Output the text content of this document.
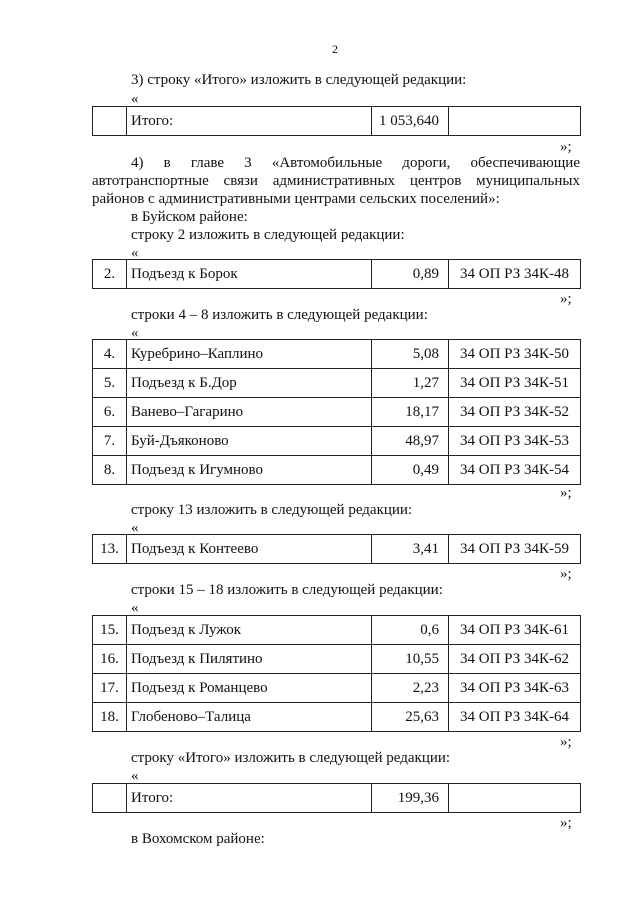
2
3) строку «Итого» изложить в следующей редакции:
«
	Итого:	1 053,640	
»;
4) в главе 3 «Автомобильные дороги, обеспечивающие
автотранспортные связи административных центров муниципальных
районов с административными центрами сельских поселений»:
в Буйском районе:
строку 2 изложить в следующей редакции:
«
2.	Подъезд к Борок	0,89	34 ОП РЗ 34К-48
»;
строки 4 – 8 изложить в следующей редакции:
«
4.	Куребрино–Каплино	5,08	34 ОП РЗ 34К-50
5.	Подъезд к Б.Дор	1,27	34 ОП РЗ 34К-51
6.	Ванево–Гагарино	18,17	34 ОП РЗ 34К-52
7.	Буй-Дъяконово	48,97	34 ОП РЗ 34К-53
8.	Подъезд к Игумново	0,49	34 ОП РЗ 34К-54
»;
строку 13 изложить в следующей редакции:
«
13.	Подъезд к Контеево	3,41	34 ОП РЗ 34К-59
»;
строки 15 – 18 изложить в следующей редакции:
«
15.	Подъезд к Лужок	0,6	34 ОП РЗ 34К-61
16.	Подъезд к Пилятино	10,55	34 ОП РЗ 34К-62
17.	Подъезд к Романцево	2,23	34 ОП РЗ 34К-63
18.	Глобеново–Талица	25,63	34 ОП РЗ 34К-64
»;
строку «Итого» изложить в следующей редакции:
«
	Итого:	199,36	
»;
в Вохомском районе:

- _WHAT TO PRODUCE_: All entries are to be retyped exactly. Omit any embedded images.

- _WRITTEN REPLY_:
Output the text content of this document.
2
3) строку «Итого» изложить в следующей редакции:
«
	Итого:	1 053,640	
»;
4) в главе 3 «Автомобильные дороги, обеспечивающие
автотранспортные связи административных центров муниципальных
районов с административными центрами сельских поселений»:
в Буйском районе:
строку 2 изложить в следующей редакции:
«
2.	Подъезд к Борок	0,89	34 ОП РЗ 34К-48
»;
строки 4 – 8 изложить в следующей редакции:
«
4.	Куребрино–Каплино	5,08	34 ОП РЗ 34К-50
5.	Подъезд к Б.Дор	1,27	34 ОП РЗ 34К-51
6.	Ванево–Гагарино	18,17	34 ОП РЗ 34К-52
7.	Буй-Дъяконово	48,97	34 ОП РЗ 34К-53
8.	Подъезд к Игумново	0,49	34 ОП РЗ 34К-54
»;
строку 13 изложить в следующей редакции:
«
13.	Подъезд к Контеево	3,41	34 ОП РЗ 34К-59
»;
строки 15 – 18 изложить в следующей редакции:
«
15.	Подъезд к Лужок	0,6	34 ОП РЗ 34К-61
16.	Подъезд к Пилятино	10,55	34 ОП РЗ 34К-62
17.	Подъезд к Романцево	2,23	34 ОП РЗ 34К-63
18.	Глобеново–Талица	25,63	34 ОП РЗ 34К-64
»;
строку «Итого» изложить в следующей редакции:
«
	Итого:	199,36	
»;
в Вохомском районе:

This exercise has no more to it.